[Information provided]

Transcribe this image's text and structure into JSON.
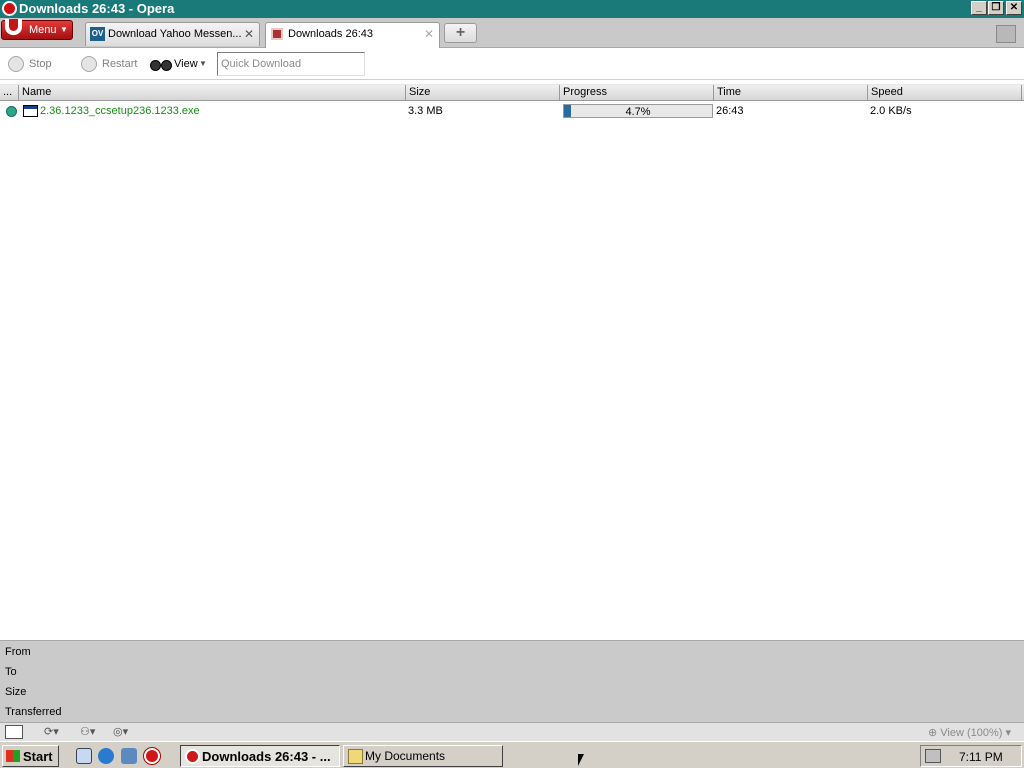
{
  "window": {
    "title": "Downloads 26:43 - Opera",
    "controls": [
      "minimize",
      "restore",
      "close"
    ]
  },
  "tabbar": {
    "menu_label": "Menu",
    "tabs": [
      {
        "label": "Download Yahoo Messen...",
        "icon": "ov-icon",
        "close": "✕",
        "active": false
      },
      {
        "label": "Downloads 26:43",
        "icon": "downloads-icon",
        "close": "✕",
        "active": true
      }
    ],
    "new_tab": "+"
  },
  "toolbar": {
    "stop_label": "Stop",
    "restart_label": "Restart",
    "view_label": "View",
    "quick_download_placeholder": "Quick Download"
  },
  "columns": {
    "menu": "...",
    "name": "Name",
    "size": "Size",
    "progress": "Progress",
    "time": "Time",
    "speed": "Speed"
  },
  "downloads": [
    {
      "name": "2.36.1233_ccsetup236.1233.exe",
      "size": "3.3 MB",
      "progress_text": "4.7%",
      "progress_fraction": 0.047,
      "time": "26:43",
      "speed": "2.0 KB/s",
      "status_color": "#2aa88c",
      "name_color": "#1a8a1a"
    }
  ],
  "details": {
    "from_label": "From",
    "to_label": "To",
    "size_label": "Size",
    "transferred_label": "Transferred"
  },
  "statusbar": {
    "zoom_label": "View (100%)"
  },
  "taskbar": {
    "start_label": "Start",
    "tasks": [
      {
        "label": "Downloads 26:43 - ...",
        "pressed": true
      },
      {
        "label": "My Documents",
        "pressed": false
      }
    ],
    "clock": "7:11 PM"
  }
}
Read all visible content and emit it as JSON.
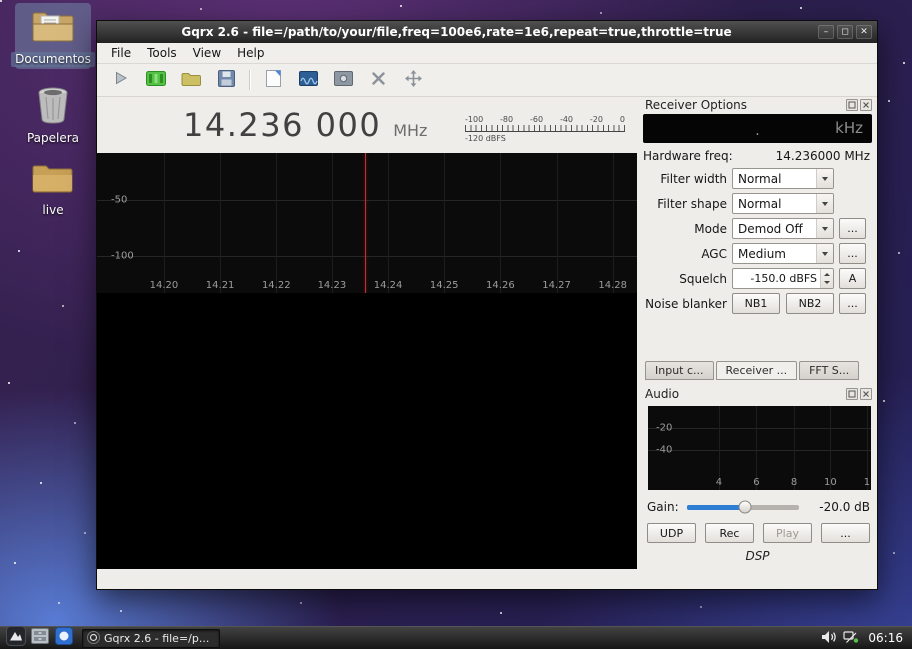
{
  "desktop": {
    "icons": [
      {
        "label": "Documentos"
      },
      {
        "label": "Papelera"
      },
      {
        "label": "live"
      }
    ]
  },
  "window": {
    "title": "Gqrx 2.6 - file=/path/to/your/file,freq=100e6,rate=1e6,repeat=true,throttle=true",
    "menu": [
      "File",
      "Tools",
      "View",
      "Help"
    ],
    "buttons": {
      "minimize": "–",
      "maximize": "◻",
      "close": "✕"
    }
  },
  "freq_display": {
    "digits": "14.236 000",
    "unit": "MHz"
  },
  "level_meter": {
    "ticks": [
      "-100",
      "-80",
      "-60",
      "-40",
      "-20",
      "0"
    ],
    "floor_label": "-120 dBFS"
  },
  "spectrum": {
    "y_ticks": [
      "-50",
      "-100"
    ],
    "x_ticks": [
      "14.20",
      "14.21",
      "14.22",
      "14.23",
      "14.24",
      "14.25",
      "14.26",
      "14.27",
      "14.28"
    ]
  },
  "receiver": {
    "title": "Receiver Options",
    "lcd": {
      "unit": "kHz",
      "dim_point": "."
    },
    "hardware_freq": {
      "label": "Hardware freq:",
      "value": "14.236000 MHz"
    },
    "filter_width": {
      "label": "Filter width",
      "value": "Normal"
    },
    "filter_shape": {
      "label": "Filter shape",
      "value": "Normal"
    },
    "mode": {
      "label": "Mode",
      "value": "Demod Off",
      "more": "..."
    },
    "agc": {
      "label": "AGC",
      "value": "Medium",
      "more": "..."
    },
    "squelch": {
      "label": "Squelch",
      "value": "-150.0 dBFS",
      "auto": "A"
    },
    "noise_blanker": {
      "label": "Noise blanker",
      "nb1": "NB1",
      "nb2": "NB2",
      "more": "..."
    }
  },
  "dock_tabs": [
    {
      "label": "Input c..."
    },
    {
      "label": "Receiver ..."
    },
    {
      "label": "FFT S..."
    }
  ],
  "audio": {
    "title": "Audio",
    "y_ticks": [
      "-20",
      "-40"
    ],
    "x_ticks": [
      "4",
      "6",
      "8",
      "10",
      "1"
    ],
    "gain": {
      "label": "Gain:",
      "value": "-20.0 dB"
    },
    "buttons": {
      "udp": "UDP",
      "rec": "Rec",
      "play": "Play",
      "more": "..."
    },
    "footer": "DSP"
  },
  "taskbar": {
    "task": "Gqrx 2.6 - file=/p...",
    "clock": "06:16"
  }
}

---

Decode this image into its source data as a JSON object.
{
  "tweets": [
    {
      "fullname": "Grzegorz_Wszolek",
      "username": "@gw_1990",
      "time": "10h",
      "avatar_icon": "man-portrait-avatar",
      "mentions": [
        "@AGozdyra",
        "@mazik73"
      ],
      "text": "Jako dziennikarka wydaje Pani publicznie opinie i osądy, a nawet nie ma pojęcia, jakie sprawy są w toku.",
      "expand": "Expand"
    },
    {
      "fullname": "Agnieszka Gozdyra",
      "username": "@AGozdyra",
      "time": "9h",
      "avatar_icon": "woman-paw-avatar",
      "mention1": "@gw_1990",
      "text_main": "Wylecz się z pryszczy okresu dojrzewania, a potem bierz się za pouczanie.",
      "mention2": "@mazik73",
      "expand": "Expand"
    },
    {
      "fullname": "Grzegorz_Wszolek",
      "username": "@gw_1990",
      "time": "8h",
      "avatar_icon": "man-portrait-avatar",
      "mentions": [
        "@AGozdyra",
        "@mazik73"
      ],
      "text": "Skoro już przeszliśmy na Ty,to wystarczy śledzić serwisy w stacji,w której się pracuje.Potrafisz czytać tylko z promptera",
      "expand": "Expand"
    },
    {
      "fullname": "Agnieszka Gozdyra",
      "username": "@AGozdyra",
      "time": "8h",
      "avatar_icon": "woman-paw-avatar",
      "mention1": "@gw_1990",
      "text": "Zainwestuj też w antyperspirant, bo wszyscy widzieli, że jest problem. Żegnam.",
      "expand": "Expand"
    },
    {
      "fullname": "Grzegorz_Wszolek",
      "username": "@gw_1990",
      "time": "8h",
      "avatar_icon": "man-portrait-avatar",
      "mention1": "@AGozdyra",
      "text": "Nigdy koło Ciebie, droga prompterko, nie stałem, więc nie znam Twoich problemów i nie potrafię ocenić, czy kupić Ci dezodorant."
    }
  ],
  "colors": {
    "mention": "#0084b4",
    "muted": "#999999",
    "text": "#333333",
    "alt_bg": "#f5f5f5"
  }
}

[Aim]
Pull out all lines containing the word "View" from the entries above.

[Written solution]
    "view_label": "View",
    "zoom_label": "View (100%)"
      "View",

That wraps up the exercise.